§ TASK INSTRUCTIONS: Count the lines below that contain "xlabel". Give only the number.

§ DATASET ROWS:
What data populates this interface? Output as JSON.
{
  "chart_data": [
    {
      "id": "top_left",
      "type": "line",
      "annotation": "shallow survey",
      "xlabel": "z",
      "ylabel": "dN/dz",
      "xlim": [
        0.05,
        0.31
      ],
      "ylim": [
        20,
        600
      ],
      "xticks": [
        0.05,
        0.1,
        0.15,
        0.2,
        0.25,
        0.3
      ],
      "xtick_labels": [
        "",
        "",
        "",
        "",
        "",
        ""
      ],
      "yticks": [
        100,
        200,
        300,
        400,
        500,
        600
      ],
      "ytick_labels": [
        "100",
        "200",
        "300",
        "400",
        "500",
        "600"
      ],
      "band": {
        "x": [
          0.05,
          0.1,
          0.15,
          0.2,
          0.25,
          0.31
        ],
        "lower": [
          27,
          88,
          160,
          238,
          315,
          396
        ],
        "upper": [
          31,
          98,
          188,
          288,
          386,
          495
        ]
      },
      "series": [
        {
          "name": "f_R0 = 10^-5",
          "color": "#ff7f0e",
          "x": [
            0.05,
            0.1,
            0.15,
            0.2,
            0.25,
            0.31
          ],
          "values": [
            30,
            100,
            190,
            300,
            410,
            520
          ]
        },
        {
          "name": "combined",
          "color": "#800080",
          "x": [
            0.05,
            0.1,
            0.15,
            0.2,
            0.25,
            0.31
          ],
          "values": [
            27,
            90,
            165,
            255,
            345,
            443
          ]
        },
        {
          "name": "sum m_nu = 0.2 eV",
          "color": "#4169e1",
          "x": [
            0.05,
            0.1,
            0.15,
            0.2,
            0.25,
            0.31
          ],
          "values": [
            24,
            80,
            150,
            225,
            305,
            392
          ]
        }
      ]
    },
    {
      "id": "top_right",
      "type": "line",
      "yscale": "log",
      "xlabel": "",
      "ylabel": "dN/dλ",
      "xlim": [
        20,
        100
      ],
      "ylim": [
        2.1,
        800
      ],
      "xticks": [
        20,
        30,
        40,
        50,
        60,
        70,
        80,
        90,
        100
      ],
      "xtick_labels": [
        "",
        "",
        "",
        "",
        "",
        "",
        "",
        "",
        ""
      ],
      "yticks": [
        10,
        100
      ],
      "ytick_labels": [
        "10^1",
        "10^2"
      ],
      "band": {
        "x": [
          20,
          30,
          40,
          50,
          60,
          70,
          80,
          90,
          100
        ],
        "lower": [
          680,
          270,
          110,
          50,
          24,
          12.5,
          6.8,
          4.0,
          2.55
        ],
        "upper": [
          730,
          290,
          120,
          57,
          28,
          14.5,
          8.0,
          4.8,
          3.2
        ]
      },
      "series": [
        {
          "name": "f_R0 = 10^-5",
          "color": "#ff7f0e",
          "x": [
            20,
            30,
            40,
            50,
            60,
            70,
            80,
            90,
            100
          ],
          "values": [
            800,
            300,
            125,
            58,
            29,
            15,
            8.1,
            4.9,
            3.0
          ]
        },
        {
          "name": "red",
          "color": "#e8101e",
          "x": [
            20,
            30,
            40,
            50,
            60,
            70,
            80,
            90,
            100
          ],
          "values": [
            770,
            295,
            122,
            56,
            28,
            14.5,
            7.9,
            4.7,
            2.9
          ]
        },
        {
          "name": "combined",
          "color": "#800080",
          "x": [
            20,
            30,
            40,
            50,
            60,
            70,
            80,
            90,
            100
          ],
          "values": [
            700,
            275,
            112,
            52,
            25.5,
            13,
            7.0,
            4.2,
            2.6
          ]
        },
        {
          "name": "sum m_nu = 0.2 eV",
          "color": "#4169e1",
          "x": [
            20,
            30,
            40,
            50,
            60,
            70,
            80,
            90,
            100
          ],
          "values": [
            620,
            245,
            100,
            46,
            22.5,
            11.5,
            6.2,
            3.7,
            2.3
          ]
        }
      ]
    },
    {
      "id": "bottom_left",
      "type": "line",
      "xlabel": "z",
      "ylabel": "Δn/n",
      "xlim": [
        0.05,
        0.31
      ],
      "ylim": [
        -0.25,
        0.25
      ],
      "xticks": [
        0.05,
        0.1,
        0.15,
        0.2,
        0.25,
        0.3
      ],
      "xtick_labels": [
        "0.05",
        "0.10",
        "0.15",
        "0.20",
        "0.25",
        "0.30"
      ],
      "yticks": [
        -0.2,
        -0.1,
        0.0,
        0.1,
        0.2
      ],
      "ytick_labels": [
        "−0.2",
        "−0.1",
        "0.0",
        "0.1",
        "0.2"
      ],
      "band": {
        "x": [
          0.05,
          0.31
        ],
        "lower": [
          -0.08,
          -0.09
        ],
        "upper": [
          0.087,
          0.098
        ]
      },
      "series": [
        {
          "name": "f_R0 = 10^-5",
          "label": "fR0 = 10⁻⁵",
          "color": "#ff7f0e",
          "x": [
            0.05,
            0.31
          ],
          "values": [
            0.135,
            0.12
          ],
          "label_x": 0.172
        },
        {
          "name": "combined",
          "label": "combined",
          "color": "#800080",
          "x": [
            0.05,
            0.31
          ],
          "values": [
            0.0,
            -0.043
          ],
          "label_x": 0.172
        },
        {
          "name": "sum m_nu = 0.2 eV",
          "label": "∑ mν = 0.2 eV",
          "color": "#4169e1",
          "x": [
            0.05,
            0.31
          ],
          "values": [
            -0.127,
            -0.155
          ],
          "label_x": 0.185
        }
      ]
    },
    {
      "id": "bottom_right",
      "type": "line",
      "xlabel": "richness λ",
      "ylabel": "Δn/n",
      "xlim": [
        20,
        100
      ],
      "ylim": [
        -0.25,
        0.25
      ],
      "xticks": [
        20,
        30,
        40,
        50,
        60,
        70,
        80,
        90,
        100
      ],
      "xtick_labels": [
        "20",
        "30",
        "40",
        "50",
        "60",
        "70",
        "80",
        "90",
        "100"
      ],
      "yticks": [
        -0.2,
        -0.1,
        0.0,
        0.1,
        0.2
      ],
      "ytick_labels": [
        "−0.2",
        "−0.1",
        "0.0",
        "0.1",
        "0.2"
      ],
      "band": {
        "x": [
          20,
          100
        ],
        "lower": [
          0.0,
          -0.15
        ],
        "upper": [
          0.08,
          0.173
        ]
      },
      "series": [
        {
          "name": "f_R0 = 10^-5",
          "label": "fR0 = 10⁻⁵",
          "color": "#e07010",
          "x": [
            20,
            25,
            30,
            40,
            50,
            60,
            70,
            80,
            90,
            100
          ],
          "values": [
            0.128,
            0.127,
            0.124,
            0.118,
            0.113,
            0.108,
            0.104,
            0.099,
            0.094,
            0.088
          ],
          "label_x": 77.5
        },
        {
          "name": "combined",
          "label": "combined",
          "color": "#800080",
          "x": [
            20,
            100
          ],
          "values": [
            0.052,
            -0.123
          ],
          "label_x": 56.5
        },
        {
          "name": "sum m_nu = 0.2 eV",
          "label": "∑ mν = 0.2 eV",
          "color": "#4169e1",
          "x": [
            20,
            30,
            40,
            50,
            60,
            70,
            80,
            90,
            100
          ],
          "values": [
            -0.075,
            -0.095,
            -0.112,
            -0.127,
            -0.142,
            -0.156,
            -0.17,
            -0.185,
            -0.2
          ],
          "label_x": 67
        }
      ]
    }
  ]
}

§ EXERCISE SOLUTION: 4